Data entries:
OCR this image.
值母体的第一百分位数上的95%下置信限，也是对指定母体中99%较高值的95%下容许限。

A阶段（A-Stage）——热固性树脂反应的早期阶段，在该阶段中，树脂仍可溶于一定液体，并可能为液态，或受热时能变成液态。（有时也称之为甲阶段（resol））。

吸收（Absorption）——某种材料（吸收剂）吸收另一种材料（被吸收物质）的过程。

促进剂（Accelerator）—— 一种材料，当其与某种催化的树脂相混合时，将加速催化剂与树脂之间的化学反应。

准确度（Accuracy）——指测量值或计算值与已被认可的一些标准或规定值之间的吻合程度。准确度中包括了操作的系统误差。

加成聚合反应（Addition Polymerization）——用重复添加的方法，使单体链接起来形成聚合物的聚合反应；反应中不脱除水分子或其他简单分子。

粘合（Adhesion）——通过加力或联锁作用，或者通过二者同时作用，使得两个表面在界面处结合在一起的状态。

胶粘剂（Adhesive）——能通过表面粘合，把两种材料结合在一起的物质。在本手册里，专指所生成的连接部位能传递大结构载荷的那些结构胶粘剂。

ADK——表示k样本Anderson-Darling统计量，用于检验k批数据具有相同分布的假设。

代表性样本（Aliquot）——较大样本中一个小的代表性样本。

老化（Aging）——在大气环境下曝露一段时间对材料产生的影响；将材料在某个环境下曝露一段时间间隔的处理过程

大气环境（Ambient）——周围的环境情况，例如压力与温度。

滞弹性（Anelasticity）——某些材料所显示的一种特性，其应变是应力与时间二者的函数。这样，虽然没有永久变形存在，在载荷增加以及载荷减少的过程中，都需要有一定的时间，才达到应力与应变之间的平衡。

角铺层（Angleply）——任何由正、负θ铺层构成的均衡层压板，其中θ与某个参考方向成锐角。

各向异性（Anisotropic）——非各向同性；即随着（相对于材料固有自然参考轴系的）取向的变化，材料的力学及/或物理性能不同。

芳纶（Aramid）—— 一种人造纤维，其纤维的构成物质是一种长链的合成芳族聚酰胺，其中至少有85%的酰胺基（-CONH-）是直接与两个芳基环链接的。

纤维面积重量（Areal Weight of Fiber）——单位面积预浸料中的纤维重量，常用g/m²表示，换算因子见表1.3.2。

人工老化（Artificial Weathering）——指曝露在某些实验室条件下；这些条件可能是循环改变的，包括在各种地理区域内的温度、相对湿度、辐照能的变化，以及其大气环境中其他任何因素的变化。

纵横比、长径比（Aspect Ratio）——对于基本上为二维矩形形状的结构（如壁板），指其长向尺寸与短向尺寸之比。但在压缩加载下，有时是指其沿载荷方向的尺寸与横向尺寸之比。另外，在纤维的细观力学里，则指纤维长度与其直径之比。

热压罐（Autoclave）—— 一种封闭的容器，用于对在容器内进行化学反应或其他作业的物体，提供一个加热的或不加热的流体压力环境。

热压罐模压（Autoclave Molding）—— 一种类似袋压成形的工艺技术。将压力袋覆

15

** THE REQUEST **
Print the whole listing again, exactly.

** REPLY TO THE EXERCISE **
OCR this image.
值母体的第一百分位数上的95%下置信限，也是对指定母体中99%较高值的95%下容许限。

A阶段（A-Stage）——热固性树脂反应的早期阶段，在该阶段中，树脂仍可溶于一定液体，并可能为液态，或受热时能变成液态。（有时也称之为甲阶段（resol））。

吸收（Absorption）——某种材料（吸收剂）吸收另一种材料（被吸收物质）的过程。

促进剂（Accelerator）—— 一种材料，当其与某种催化的树脂相混合时，将加速催化剂与树脂之间的化学反应。

准确度（Accuracy）——指测量值或计算值与已被认可的一些标准或规定值之间的吻合程度。准确度中包括了操作的系统误差。

加成聚合反应（Addition Polymerization）——用重复添加的方法，使单体链接起来形成聚合物的聚合反应；反应中不脱除水分子或其他简单分子。

粘合（Adhesion）——通过加力或联锁作用，或者通过二者同时作用，使得两个表面在界面处结合在一起的状态。

胶粘剂（Adhesive）——能通过表面粘合，把两种材料结合在一起的物质。在本手册里，专指所生成的连接部位能传递大结构载荷的那些结构胶粘剂。

ADK——表示k样本Anderson-Darling统计量，用于检验k批数据具有相同分布的假设。

代表性样本（Aliquot）——较大样本中一个小的代表性样本。

老化（Aging）——在大气环境下曝露一段时间对材料产生的影响；将材料在某个环境下曝露一段时间间隔的处理过程

大气环境（Ambient）——周围的环境情况，例如压力与温度。

滞弹性（Anelasticity）——某些材料所显示的一种特性，其应变是应力与时间二者的函数。这样，虽然没有永久变形存在，在载荷增加以及载荷减少的过程中，都需要有一定的时间，才达到应力与应变之间的平衡。

角铺层（Angleply）——任何由正、负θ铺层构成的均衡层压板，其中θ与某个参考方向成锐角。

各向异性（Anisotropic）——非各向同性；即随着（相对于材料固有自然参考轴系的）取向的变化，材料的力学及/或物理性能不同。

芳纶（Aramid）—— 一种人造纤维，其纤维的构成物质是一种长链的合成芳族聚酰胺，其中至少有85%的酰胺基（-CONH-）是直接与两个芳基环链接的。

纤维面积重量（Areal Weight of Fiber）——单位面积预浸料中的纤维重量，常用g/m²表示，换算因子见表1.3.2。

人工老化（Artificial Weathering）——指曝露在某些实验室条件下；这些条件可能是循环改变的，包括在各种地理区域内的温度、相对湿度、辐照能的变化，以及其大气环境中其他任何因素的变化。

纵横比、长径比（Aspect Ratio）——对于基本上为二维矩形形状的结构（如壁板），指其长向尺寸与短向尺寸之比。但在压缩加载下，有时是指其沿载荷方向的尺寸与横向尺寸之比。另外，在纤维的细观力学里，则指纤维长度与其直径之比。

热压罐（Autoclave）—— 一种封闭的容器，用于对在容器内进行化学反应或其他作业的物体，提供一个加热的或不加热的流体压力环境。

热压罐模压（Autoclave Molding）—— 一种类似袋压成形的工艺技术。将压力袋覆

15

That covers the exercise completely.